Objective → Here are some records; copy every line that holds the word "name".

== Data excerpts ==

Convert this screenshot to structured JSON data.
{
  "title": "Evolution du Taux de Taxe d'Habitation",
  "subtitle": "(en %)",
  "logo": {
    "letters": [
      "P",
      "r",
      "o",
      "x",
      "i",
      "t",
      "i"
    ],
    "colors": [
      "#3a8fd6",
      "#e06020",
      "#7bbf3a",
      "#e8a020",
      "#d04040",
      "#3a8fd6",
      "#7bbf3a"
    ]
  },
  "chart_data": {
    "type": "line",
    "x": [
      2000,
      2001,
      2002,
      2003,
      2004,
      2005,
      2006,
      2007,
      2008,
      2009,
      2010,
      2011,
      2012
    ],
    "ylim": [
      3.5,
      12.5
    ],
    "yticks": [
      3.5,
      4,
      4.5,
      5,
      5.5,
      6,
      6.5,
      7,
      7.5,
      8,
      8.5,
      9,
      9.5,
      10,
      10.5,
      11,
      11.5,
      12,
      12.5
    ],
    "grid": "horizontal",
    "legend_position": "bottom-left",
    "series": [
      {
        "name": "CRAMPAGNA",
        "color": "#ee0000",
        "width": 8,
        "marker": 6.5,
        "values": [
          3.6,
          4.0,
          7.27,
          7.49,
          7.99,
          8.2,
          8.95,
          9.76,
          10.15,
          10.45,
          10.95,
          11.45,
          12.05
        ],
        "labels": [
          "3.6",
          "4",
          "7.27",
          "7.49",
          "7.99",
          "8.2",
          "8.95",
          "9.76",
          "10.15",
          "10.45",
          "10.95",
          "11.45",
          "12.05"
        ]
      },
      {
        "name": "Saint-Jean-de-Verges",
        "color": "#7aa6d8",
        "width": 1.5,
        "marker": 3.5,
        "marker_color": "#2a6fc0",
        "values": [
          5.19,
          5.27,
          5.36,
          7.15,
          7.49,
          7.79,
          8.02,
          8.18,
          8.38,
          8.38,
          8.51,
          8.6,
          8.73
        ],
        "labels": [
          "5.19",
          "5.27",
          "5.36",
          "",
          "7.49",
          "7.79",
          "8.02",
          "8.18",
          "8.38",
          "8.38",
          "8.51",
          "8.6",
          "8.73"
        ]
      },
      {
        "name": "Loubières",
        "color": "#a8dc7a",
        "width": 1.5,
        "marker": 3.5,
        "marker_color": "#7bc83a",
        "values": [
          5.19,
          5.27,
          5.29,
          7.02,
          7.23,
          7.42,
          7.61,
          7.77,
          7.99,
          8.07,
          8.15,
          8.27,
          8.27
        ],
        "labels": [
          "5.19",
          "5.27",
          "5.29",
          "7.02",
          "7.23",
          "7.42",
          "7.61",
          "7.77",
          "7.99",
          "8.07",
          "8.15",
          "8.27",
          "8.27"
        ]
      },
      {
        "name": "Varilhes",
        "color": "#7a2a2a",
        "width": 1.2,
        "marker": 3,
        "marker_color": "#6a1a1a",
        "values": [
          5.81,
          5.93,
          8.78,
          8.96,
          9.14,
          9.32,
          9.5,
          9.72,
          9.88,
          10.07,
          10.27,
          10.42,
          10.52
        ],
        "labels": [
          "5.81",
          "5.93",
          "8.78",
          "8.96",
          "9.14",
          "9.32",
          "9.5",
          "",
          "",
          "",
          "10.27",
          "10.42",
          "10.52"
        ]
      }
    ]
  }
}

===
== Data excerpts ==

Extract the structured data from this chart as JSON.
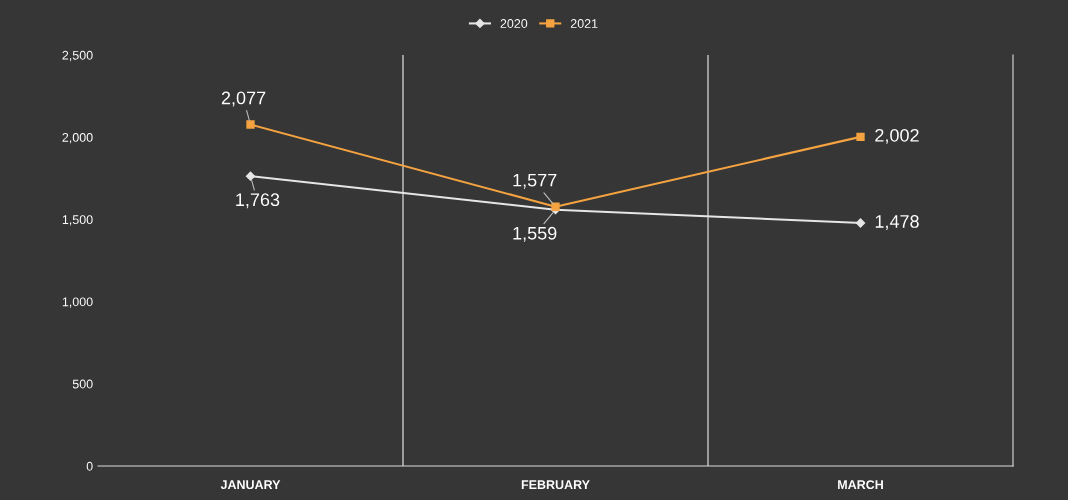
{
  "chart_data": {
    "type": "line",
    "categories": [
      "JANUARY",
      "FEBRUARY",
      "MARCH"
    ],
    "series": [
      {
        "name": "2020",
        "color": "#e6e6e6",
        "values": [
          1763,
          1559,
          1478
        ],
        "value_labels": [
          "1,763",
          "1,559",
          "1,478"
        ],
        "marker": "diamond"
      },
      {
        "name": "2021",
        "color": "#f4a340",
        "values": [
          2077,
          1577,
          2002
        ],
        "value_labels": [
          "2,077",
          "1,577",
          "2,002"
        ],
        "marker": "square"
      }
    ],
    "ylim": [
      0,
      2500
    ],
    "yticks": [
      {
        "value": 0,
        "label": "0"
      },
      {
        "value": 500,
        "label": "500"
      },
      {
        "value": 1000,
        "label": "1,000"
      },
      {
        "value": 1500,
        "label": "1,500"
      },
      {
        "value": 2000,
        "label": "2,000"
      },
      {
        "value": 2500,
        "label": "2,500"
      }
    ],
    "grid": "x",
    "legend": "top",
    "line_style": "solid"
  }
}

===

Result for this exercise →
        "name": "CRAMPAGNA",
        "name": "Saint-Jean-de-Verges",
        "name": "Loubières",
        "name": "Varilhes",
        "name": "2020",
        "name": "2021",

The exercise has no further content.